>> START
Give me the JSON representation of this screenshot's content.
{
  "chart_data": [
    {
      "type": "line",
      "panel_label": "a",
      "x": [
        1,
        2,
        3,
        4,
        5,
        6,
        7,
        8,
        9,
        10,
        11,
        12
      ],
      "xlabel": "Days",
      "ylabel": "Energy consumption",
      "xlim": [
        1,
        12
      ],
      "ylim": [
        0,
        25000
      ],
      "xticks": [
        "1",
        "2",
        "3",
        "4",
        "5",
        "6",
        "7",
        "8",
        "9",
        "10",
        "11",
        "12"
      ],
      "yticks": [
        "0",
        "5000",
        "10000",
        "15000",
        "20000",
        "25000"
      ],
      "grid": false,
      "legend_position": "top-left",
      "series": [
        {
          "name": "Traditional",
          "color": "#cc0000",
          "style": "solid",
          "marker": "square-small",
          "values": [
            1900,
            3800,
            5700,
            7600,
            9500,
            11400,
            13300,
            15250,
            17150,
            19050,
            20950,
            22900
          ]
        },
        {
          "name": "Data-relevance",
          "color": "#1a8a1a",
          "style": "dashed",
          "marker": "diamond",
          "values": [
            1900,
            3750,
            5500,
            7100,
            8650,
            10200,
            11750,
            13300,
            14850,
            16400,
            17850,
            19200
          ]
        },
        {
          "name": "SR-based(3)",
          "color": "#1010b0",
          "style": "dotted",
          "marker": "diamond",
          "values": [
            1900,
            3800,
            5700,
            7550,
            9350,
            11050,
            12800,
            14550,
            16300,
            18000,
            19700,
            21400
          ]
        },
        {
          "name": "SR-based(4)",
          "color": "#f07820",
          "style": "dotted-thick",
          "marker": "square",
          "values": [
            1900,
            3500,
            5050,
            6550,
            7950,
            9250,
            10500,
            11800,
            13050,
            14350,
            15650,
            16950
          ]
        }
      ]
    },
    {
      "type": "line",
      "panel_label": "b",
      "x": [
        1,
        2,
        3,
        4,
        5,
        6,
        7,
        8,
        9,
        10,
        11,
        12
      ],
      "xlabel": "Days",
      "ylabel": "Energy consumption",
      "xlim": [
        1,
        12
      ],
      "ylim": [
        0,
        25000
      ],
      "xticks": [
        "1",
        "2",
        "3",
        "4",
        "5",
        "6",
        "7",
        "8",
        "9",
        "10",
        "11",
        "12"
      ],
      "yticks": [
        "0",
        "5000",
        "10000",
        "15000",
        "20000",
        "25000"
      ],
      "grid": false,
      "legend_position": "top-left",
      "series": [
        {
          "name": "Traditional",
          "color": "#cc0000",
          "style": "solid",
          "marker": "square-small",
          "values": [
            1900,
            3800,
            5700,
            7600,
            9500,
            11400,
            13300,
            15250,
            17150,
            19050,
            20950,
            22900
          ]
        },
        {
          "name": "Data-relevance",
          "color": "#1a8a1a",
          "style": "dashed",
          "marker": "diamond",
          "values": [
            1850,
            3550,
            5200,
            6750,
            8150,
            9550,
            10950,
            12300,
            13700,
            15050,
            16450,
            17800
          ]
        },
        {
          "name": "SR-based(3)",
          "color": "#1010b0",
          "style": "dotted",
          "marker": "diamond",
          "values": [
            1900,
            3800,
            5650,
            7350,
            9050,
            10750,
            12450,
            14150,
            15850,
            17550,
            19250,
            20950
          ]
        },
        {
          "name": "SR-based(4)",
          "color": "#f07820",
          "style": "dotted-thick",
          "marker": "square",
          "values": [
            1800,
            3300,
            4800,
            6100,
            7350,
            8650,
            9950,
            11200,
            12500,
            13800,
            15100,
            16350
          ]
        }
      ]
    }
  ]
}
>> END
• **Your instructions**:
Print the listing above in its entirety, with every line exact.

• **Answer to the problem**:
Give me the JSON representation of this screenshot's content.
{
  "chart_data": [
    {
      "type": "line",
      "panel_label": "a",
      "x": [
        1,
        2,
        3,
        4,
        5,
        6,
        7,
        8,
        9,
        10,
        11,
        12
      ],
      "xlabel": "Days",
      "ylabel": "Energy consumption",
      "xlim": [
        1,
        12
      ],
      "ylim": [
        0,
        25000
      ],
      "xticks": [
        "1",
        "2",
        "3",
        "4",
        "5",
        "6",
        "7",
        "8",
        "9",
        "10",
        "11",
        "12"
      ],
      "yticks": [
        "0",
        "5000",
        "10000",
        "15000",
        "20000",
        "25000"
      ],
      "grid": false,
      "legend_position": "top-left",
      "series": [
        {
          "name": "Traditional",
          "color": "#cc0000",
          "style": "solid",
          "marker": "square-small",
          "values": [
            1900,
            3800,
            5700,
            7600,
            9500,
            11400,
            13300,
            15250,
            17150,
            19050,
            20950,
            22900
          ]
        },
        {
          "name": "Data-relevance",
          "color": "#1a8a1a",
          "style": "dashed",
          "marker": "diamond",
          "values": [
            1900,
            3750,
            5500,
            7100,
            8650,
            10200,
            11750,
            13300,
            14850,
            16400,
            17850,
            19200
          ]
        },
        {
          "name": "SR-based(3)",
          "color": "#1010b0",
          "style": "dotted",
          "marker": "diamond",
          "values": [
            1900,
            3800,
            5700,
            7550,
            9350,
            11050,
            12800,
            14550,
            16300,
            18000,
            19700,
            21400
          ]
        },
        {
          "name": "SR-based(4)",
          "color": "#f07820",
          "style": "dotted-thick",
          "marker": "square",
          "values": [
            1900,
            3500,
            5050,
            6550,
            7950,
            9250,
            10500,
            11800,
            13050,
            14350,
            15650,
            16950
          ]
        }
      ]
    },
    {
      "type": "line",
      "panel_label": "b",
      "x": [
        1,
        2,
        3,
        4,
        5,
        6,
        7,
        8,
        9,
        10,
        11,
        12
      ],
      "xlabel": "Days",
      "ylabel": "Energy consumption",
      "xlim": [
        1,
        12
      ],
      "ylim": [
        0,
        25000
      ],
      "xticks": [
        "1",
        "2",
        "3",
        "4",
        "5",
        "6",
        "7",
        "8",
        "9",
        "10",
        "11",
        "12"
      ],
      "yticks": [
        "0",
        "5000",
        "10000",
        "15000",
        "20000",
        "25000"
      ],
      "grid": false,
      "legend_position": "top-left",
      "series": [
        {
          "name": "Traditional",
          "color": "#cc0000",
          "style": "solid",
          "marker": "square-small",
          "values": [
            1900,
            3800,
            5700,
            7600,
            9500,
            11400,
            13300,
            15250,
            17150,
            19050,
            20950,
            22900
          ]
        },
        {
          "name": "Data-relevance",
          "color": "#1a8a1a",
          "style": "dashed",
          "marker": "diamond",
          "values": [
            1850,
            3550,
            5200,
            6750,
            8150,
            9550,
            10950,
            12300,
            13700,
            15050,
            16450,
            17800
          ]
        },
        {
          "name": "SR-based(3)",
          "color": "#1010b0",
          "style": "dotted",
          "marker": "diamond",
          "values": [
            1900,
            3800,
            5650,
            7350,
            9050,
            10750,
            12450,
            14150,
            15850,
            17550,
            19250,
            20950
          ]
        },
        {
          "name": "SR-based(4)",
          "color": "#f07820",
          "style": "dotted-thick",
          "marker": "square",
          "values": [
            1800,
            3300,
            4800,
            6100,
            7350,
            8650,
            9950,
            11200,
            12500,
            13800,
            15100,
            16350
          ]
        }
      ]
    }
  ]
}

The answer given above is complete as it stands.